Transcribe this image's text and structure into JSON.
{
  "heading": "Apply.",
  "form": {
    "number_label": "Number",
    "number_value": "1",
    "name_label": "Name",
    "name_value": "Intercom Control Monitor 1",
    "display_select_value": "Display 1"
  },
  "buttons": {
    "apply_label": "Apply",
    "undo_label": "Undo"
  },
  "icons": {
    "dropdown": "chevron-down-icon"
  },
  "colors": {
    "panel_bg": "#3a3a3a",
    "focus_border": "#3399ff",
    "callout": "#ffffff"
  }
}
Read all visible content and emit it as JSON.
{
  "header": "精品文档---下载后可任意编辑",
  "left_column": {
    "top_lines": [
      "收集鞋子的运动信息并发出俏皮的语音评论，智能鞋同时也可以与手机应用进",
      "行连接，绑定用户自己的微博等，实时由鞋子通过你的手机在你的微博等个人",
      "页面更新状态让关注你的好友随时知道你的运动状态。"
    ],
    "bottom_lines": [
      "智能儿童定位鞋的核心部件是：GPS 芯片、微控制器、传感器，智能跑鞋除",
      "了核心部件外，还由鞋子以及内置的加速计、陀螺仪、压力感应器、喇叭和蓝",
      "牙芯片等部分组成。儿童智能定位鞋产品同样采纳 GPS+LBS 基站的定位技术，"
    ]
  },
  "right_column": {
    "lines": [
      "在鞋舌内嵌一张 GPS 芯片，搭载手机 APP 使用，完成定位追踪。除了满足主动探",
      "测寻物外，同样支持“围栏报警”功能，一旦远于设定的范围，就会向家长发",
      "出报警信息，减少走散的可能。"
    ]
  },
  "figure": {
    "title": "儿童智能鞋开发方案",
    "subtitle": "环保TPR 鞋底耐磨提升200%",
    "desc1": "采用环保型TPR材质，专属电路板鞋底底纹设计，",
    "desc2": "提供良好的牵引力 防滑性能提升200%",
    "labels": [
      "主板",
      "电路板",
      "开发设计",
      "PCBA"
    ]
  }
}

Written request: Retype all the records, matching them exactly.

Task output:
Transcribe this image's text and structure into JSON.
{
  "heading": "Apply.",
  "form": {
    "number_label": "Number",
    "number_value": "1",
    "name_label": "Name",
    "name_value": "Intercom Control Monitor 1",
    "display_select_value": "Display 1"
  },
  "buttons": {
    "apply_label": "Apply",
    "undo_label": "Undo"
  },
  "icons": {
    "dropdown": "chevron-down-icon"
  },
  "colors": {
    "panel_bg": "#3a3a3a",
    "focus_border": "#3399ff",
    "callout": "#ffffff"
  }
}
Read all visible content and emit it as JSON.
{
  "header": "精品文档---下载后可任意编辑",
  "left_column": {
    "top_lines": [
      "收集鞋子的运动信息并发出俏皮的语音评论，智能鞋同时也可以与手机应用进",
      "行连接，绑定用户自己的微博等，实时由鞋子通过你的手机在你的微博等个人",
      "页面更新状态让关注你的好友随时知道你的运动状态。"
    ],
    "bottom_lines": [
      "智能儿童定位鞋的核心部件是：GPS 芯片、微控制器、传感器，智能跑鞋除",
      "了核心部件外，还由鞋子以及内置的加速计、陀螺仪、压力感应器、喇叭和蓝",
      "牙芯片等部分组成。儿童智能定位鞋产品同样采纳 GPS+LBS 基站的定位技术，"
    ]
  },
  "right_column": {
    "lines": [
      "在鞋舌内嵌一张 GPS 芯片，搭载手机 APP 使用，完成定位追踪。除了满足主动探",
      "测寻物外，同样支持“围栏报警”功能，一旦远于设定的范围，就会向家长发",
      "出报警信息，减少走散的可能。"
    ]
  },
  "figure": {
    "title": "儿童智能鞋开发方案",
    "subtitle": "环保TPR 鞋底耐磨提升200%",
    "desc1": "采用环保型TPR材质，专属电路板鞋底底纹设计，",
    "desc2": "提供良好的牵引力 防滑性能提升200%",
    "labels": [
      "主板",
      "电路板",
      "开发设计",
      "PCBA"
    ]
  }
}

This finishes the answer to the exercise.